EXERCISE AIM –
Pick out every line below that contains the word "Ändra". Case counts.

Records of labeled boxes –

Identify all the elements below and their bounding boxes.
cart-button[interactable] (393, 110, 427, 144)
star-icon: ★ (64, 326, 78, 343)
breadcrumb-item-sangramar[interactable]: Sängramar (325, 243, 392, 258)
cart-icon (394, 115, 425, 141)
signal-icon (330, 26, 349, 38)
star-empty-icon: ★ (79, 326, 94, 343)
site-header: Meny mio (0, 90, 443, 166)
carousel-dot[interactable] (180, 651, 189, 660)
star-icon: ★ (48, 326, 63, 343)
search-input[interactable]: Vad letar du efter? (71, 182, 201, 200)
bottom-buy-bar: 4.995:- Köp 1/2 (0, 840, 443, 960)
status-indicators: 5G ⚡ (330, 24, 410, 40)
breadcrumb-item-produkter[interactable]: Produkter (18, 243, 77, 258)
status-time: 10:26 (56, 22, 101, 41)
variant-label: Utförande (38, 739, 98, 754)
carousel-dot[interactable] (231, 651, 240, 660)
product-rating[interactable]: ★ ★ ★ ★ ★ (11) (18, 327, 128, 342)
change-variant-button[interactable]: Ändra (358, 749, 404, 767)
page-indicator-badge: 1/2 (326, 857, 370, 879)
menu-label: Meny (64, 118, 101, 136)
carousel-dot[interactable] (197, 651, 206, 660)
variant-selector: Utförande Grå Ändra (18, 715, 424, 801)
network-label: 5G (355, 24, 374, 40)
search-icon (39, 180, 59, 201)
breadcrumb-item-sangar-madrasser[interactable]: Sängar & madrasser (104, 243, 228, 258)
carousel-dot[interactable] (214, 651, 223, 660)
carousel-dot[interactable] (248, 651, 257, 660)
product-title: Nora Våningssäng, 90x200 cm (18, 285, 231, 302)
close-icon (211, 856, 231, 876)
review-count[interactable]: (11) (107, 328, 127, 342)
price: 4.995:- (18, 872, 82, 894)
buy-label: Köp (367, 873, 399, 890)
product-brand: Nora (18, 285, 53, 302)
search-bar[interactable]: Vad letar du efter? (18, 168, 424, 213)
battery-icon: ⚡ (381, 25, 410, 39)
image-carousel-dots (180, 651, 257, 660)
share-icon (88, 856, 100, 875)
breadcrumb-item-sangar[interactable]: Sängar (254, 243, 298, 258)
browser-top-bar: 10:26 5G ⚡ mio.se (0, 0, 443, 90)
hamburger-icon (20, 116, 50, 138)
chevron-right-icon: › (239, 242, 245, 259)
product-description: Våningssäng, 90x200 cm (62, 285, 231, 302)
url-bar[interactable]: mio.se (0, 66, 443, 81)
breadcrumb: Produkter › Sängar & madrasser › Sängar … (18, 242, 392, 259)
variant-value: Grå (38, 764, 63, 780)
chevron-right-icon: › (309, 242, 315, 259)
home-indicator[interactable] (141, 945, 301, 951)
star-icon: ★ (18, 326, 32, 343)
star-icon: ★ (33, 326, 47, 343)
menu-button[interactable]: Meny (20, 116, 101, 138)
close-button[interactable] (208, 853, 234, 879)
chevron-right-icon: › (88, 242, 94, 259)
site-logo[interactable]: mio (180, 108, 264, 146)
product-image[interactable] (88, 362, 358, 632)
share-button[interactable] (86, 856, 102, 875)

RESULT –
change-variant-button[interactable]: Ändra (358, 749, 404, 767)
variant-selector: Utförande Grå Ändra (18, 715, 424, 801)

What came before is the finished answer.